--- Start of EXTRACTED DATA ---

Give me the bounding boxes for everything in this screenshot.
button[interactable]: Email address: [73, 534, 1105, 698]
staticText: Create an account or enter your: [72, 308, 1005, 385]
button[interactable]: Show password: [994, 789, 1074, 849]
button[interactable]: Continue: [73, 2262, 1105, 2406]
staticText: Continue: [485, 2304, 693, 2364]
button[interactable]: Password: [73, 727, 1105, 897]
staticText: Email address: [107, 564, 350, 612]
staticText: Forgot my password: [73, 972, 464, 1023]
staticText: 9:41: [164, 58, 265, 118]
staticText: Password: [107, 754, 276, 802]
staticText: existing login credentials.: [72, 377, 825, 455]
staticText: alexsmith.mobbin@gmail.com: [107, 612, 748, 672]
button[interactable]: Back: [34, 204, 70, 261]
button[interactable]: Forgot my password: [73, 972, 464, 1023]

--- End of EXTRACTED DATA ---

→ SHORT EXERCISE
Render all of the entries above as a Markdown table with the columns Row and Line, numbering each line in Row and leaving out any blank lines.

→ THE RESULT
| Row | Line |
|---|---|
| 1 | Give me the bounding boxes for everything in this screenshot. |
| 2 | button[interactable]: Email address: [73, 534, 1105, 698] |
| 3 | staticText: Create an account or enter your: [72, 308, 1005, 385] |
| 4 | button[interactable]: Show password: [994, 789, 1074, 849] |
| 5 | button[interactable]: Continue: [73, 2262, 1105, 2406] |
| 6 | staticText: Continue: [485, 2304, 693, 2364] |
| 7 | button[interactable]: Password: [73, 727, 1105, 897] |
| 8 | staticText: Email address: [107, 564, 350, 612] |
| 9 | staticText: Forgot my password: [73, 972, 464, 1023] |
| 10 | staticText: 9:41: [164, 58, 265, 118] |
| 11 | staticText: Password: [107, 754, 276, 802] |
| 12 | staticText: existing login credentials.: [72, 377, 825, 455] |
| 13 | staticText: alexsmith.mobbin@gmail.com: [107, 612, 748, 672] |
| 14 | button[interactable]: Back: [34, 204, 70, 261] |
| 15 | button[interactable]: Forgot my password: [73, 972, 464, 1023] |